[Task details] In the material below, identify each line bearing the word "text". Reproduce those lines.
[START Data]
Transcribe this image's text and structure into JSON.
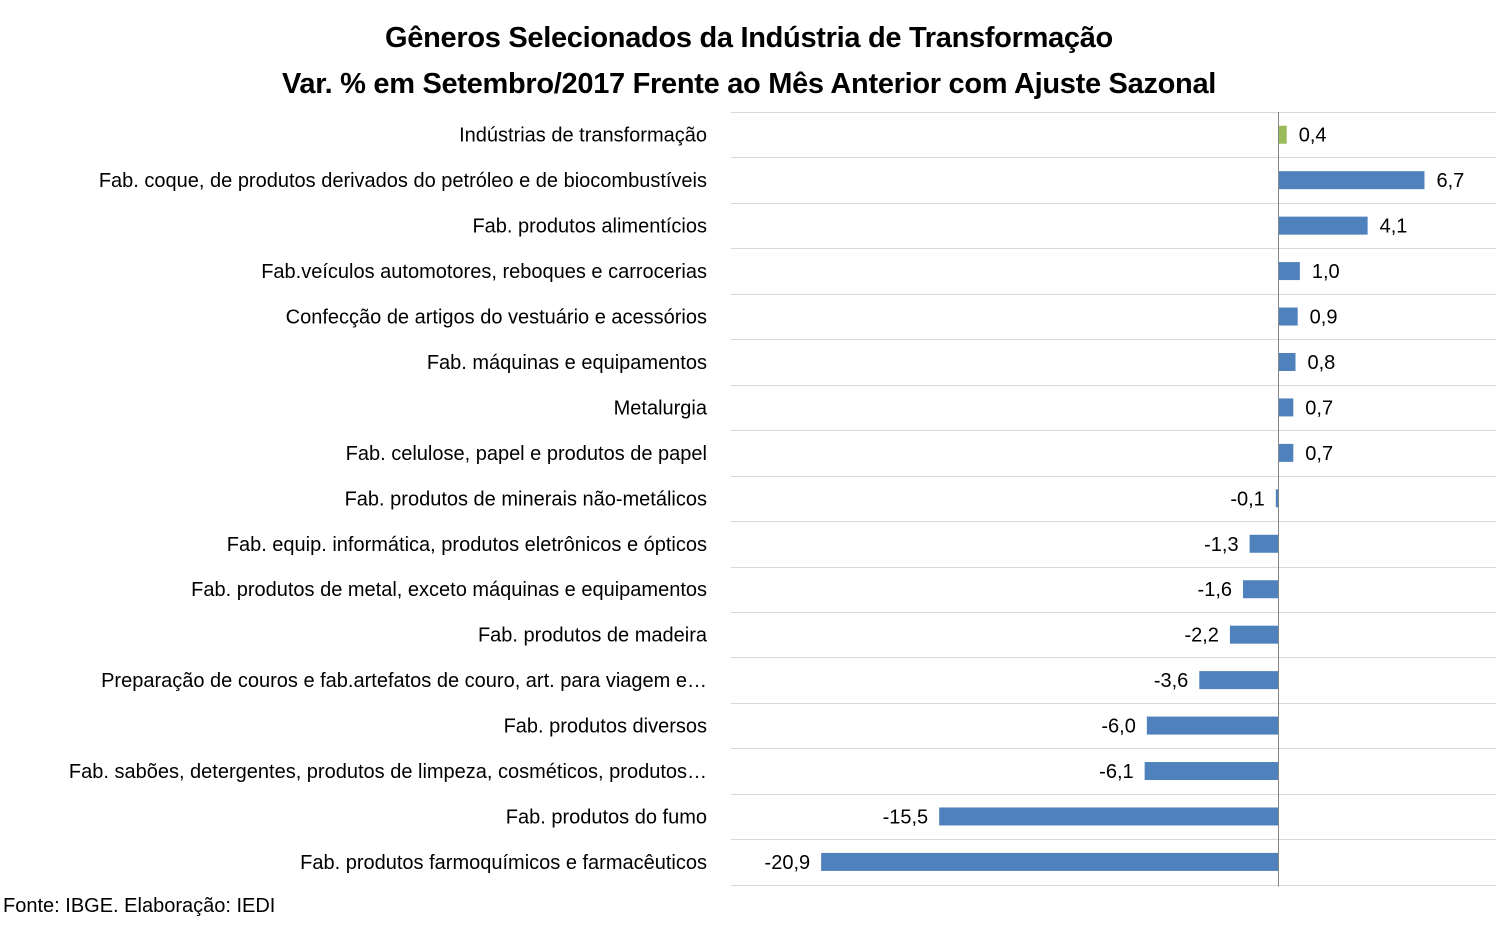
{
  "chart_data": {
    "type": "bar",
    "orientation": "horizontal",
    "title": "Gêneros Selecionados da Indústria de Transformação",
    "subtitle": "Var. % em Setembro/2017 Frente ao Mês Anterior com Ajuste Sazonal",
    "categories": [
      "Indústrias de transformação",
      "Fab. coque, de produtos derivados do petróleo e de biocombustíveis",
      "Fab. produtos alimentícios",
      "Fab.veículos automotores, reboques e carrocerias",
      "Confecção de artigos do vestuário e acessórios",
      "Fab. máquinas e equipamentos",
      "Metalurgia",
      "Fab. celulose, papel e produtos de papel",
      "Fab. produtos de minerais não-metálicos",
      "Fab. equip. informática, produtos eletrônicos e ópticos",
      "Fab. produtos de metal, exceto máquinas e equipamentos",
      "Fab. produtos de madeira",
      "Preparação de couros e fab.artefatos de couro, art. para viagem e…",
      "Fab. produtos diversos",
      "Fab. sabões, detergentes, produtos de limpeza, cosméticos, produtos…",
      "Fab. produtos do fumo",
      "Fab. produtos farmoquímicos e farmacêuticos"
    ],
    "values": [
      0.4,
      6.7,
      4.1,
      1.0,
      0.9,
      0.8,
      0.7,
      0.7,
      -0.1,
      -1.3,
      -1.6,
      -2.2,
      -3.6,
      -6.0,
      -6.1,
      -15.5,
      -20.9
    ],
    "value_labels": [
      "0,4",
      "6,7",
      "4,1",
      "1,0",
      "0,9",
      "0,8",
      "0,7",
      "0,7",
      "-0,1",
      "-1,3",
      "-1,6",
      "-2,2",
      "-3,6",
      "-6,0",
      "-6,1",
      "-15,5",
      "-20,9"
    ],
    "xlim": [
      -25,
      10
    ],
    "colors": {
      "highlight": "#9bbb59",
      "default": "#4f81bd",
      "gridline": "#d9d9d9",
      "axis": "#868686"
    },
    "highlight_index": 0,
    "grid": true,
    "legend": "none"
  },
  "source": "Fonte: IBGE. Elaboração: IEDI"
}
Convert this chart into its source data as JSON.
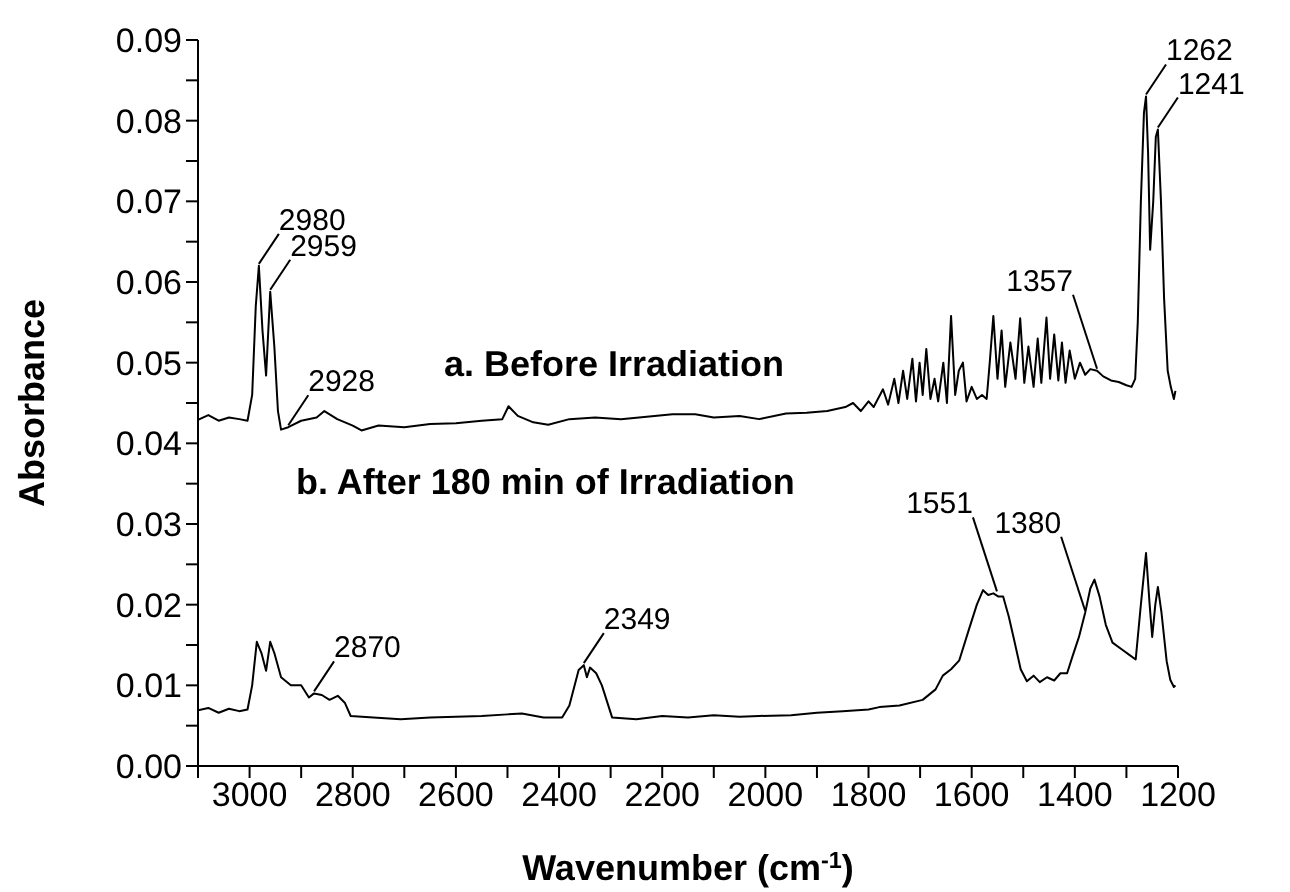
{
  "chart_data": {
    "type": "line",
    "xlabel": "Wavenumber (cm$^{-1}$)",
    "ylabel": "Absorbance",
    "xlim": [
      3100,
      1200
    ],
    "xticks": [
      {
        "value": 3100,
        "label": null
      },
      3000,
      {
        "value": 2900,
        "label": null
      },
      2800,
      {
        "value": 2700,
        "label": null
      },
      2600,
      {
        "value": 2500,
        "label": null
      },
      2400,
      {
        "value": 2300,
        "label": null
      },
      2200,
      {
        "value": 2100,
        "label": null
      },
      2000,
      {
        "value": 1900,
        "label": null
      },
      1800,
      {
        "value": 1700,
        "label": null
      },
      1600,
      {
        "value": 1500,
        "label": null
      },
      1400,
      {
        "value": 1300,
        "label": null
      },
      1200
    ],
    "ylim": [
      0,
      0.09
    ],
    "yticks": [
      {
        "value": 0,
        "label": "0.00"
      },
      {
        "value": 0.005,
        "label": null
      },
      0.01,
      {
        "value": 0.015,
        "label": null
      },
      0.02,
      {
        "value": 0.025,
        "label": null
      },
      0.03,
      {
        "value": 0.035,
        "label": null
      },
      0.04,
      {
        "value": 0.045,
        "label": null
      },
      0.05,
      {
        "value": 0.055,
        "label": null
      },
      0.06,
      {
        "value": 0.065,
        "label": null
      },
      0.07,
      {
        "value": 0.075,
        "label": null
      },
      0.08,
      {
        "value": 0.085,
        "label": null
      },
      0.09
    ],
    "marker": "none",
    "line_style": "solid",
    "series": [
      {
        "name": "a. Before Irradiation",
        "color": "#000000",
        "x": [
          3100,
          3080,
          3060,
          3040,
          3020,
          3004,
          2995,
          2988,
          2982,
          2975,
          2968,
          2960,
          2952,
          2945,
          2939,
          2925,
          2900,
          2870,
          2855,
          2830,
          2800,
          2783,
          2750,
          2700,
          2650,
          2600,
          2550,
          2510,
          2498,
          2480,
          2450,
          2421,
          2380,
          2330,
          2280,
          2230,
          2180,
          2136,
          2100,
          2050,
          2012,
          1960,
          1920,
          1880,
          1845,
          1830,
          1815,
          1800,
          1790,
          1772,
          1762,
          1750,
          1742,
          1733,
          1725,
          1715,
          1708,
          1701,
          1695,
          1688,
          1680,
          1672,
          1665,
          1655,
          1648,
          1640,
          1632,
          1625,
          1617,
          1610,
          1600,
          1590,
          1580,
          1571,
          1565,
          1558,
          1550,
          1542,
          1535,
          1525,
          1515,
          1506,
          1498,
          1490,
          1480,
          1472,
          1465,
          1455,
          1448,
          1440,
          1432,
          1425,
          1418,
          1410,
          1400,
          1390,
          1380,
          1370,
          1357,
          1345,
          1330,
          1315,
          1300,
          1290,
          1283,
          1278,
          1272,
          1266,
          1262,
          1258,
          1254,
          1248,
          1243,
          1239,
          1233,
          1227,
          1220,
          1214,
          1208,
          1205
        ],
        "values": [
          0.0429,
          0.0435,
          0.0428,
          0.0432,
          0.043,
          0.0428,
          0.046,
          0.057,
          0.062,
          0.054,
          0.0484,
          0.0588,
          0.052,
          0.044,
          0.0417,
          0.042,
          0.0428,
          0.0432,
          0.044,
          0.043,
          0.0422,
          0.0416,
          0.0422,
          0.042,
          0.0424,
          0.0425,
          0.0428,
          0.043,
          0.0446,
          0.0434,
          0.0426,
          0.0423,
          0.043,
          0.0432,
          0.043,
          0.0433,
          0.0436,
          0.0436,
          0.0432,
          0.0434,
          0.043,
          0.0437,
          0.0438,
          0.044,
          0.0445,
          0.045,
          0.044,
          0.0452,
          0.0445,
          0.0467,
          0.0448,
          0.048,
          0.045,
          0.049,
          0.0455,
          0.0505,
          0.0452,
          0.05,
          0.046,
          0.0517,
          0.0455,
          0.048,
          0.0452,
          0.05,
          0.045,
          0.0558,
          0.046,
          0.049,
          0.05,
          0.0452,
          0.047,
          0.0455,
          0.046,
          0.0455,
          0.05,
          0.0558,
          0.048,
          0.054,
          0.047,
          0.0525,
          0.048,
          0.0555,
          0.0475,
          0.052,
          0.047,
          0.053,
          0.0475,
          0.0556,
          0.048,
          0.0535,
          0.0478,
          0.0525,
          0.0475,
          0.0515,
          0.048,
          0.05,
          0.0485,
          0.0492,
          0.049,
          0.0483,
          0.0478,
          0.0476,
          0.0472,
          0.047,
          0.048,
          0.055,
          0.07,
          0.081,
          0.083,
          0.076,
          0.064,
          0.07,
          0.078,
          0.0789,
          0.07,
          0.058,
          0.049,
          0.047,
          0.0455,
          0.0465
        ]
      },
      {
        "name": "b. After 180 min of Irradiation",
        "color": "#000000",
        "x": [
          3100,
          3080,
          3060,
          3040,
          3020,
          3004,
          2995,
          2986,
          2977,
          2968,
          2960,
          2952,
          2939,
          2920,
          2900,
          2885,
          2875,
          2860,
          2845,
          2829,
          2815,
          2804,
          2760,
          2707,
          2650,
          2600,
          2550,
          2500,
          2472,
          2430,
          2394,
          2380,
          2362,
          2352,
          2346,
          2340,
          2328,
          2317,
          2297,
          2250,
          2200,
          2150,
          2100,
          2050,
          2012,
          1950,
          1900,
          1850,
          1800,
          1779,
          1740,
          1695,
          1670,
          1656,
          1640,
          1624,
          1605,
          1590,
          1578,
          1568,
          1558,
          1548,
          1539,
          1528,
          1519,
          1505,
          1493,
          1480,
          1468,
          1454,
          1440,
          1428,
          1415,
          1405,
          1392,
          1380,
          1370,
          1362,
          1352,
          1340,
          1327,
          1310,
          1295,
          1282,
          1272,
          1262,
          1255,
          1250,
          1244,
          1239,
          1232,
          1222,
          1215,
          1208,
          1205
        ],
        "values": [
          0.0069,
          0.0072,
          0.0066,
          0.0071,
          0.0068,
          0.007,
          0.01,
          0.0154,
          0.014,
          0.0118,
          0.0154,
          0.014,
          0.011,
          0.01,
          0.01,
          0.0085,
          0.009,
          0.0088,
          0.0082,
          0.0087,
          0.0078,
          0.0062,
          0.006,
          0.0058,
          0.006,
          0.0061,
          0.0062,
          0.0064,
          0.0065,
          0.006,
          0.006,
          0.0075,
          0.0119,
          0.0125,
          0.011,
          0.0122,
          0.0115,
          0.01,
          0.006,
          0.0058,
          0.0062,
          0.006,
          0.0063,
          0.0061,
          0.0062,
          0.0063,
          0.0066,
          0.0068,
          0.007,
          0.0073,
          0.0075,
          0.0082,
          0.0095,
          0.0112,
          0.012,
          0.0131,
          0.017,
          0.02,
          0.0218,
          0.0212,
          0.0214,
          0.021,
          0.021,
          0.0185,
          0.016,
          0.012,
          0.0105,
          0.0112,
          0.0104,
          0.011,
          0.0106,
          0.0115,
          0.0115,
          0.0135,
          0.016,
          0.019,
          0.022,
          0.0231,
          0.021,
          0.0175,
          0.0153,
          0.0145,
          0.0138,
          0.0132,
          0.02,
          0.0264,
          0.02,
          0.016,
          0.02,
          0.0222,
          0.019,
          0.013,
          0.0107,
          0.0098,
          0.01
        ]
      }
    ],
    "annotations": [
      {
        "text": "2980",
        "x": 2982,
        "y": 0.062
      },
      {
        "text": "2959",
        "x": 2960,
        "y": 0.0588
      },
      {
        "text": "2928",
        "x": 2925,
        "y": 0.042
      },
      {
        "text": "1357",
        "x": 1357,
        "y": 0.049
      },
      {
        "text": "1262",
        "x": 1262,
        "y": 0.083
      },
      {
        "text": "1241",
        "x": 1239,
        "y": 0.0789
      },
      {
        "text": "2870",
        "x": 2875,
        "y": 0.009
      },
      {
        "text": "2349",
        "x": 2352,
        "y": 0.0125
      },
      {
        "text": "1551",
        "x": 1551,
        "y": 0.0214
      },
      {
        "text": "1380",
        "x": 1380,
        "y": 0.019
      }
    ]
  }
}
[END Data]
[Result]
Transcribe this image's text and structure into JSON.
        "text": "2980",
        "text": "2959",
        "text": "2928",
        "text": "1357",
        "text": "1262",
        "text": "1241",
        "text": "2870",
        "text": "2349",
        "text": "1551",
        "text": "1380",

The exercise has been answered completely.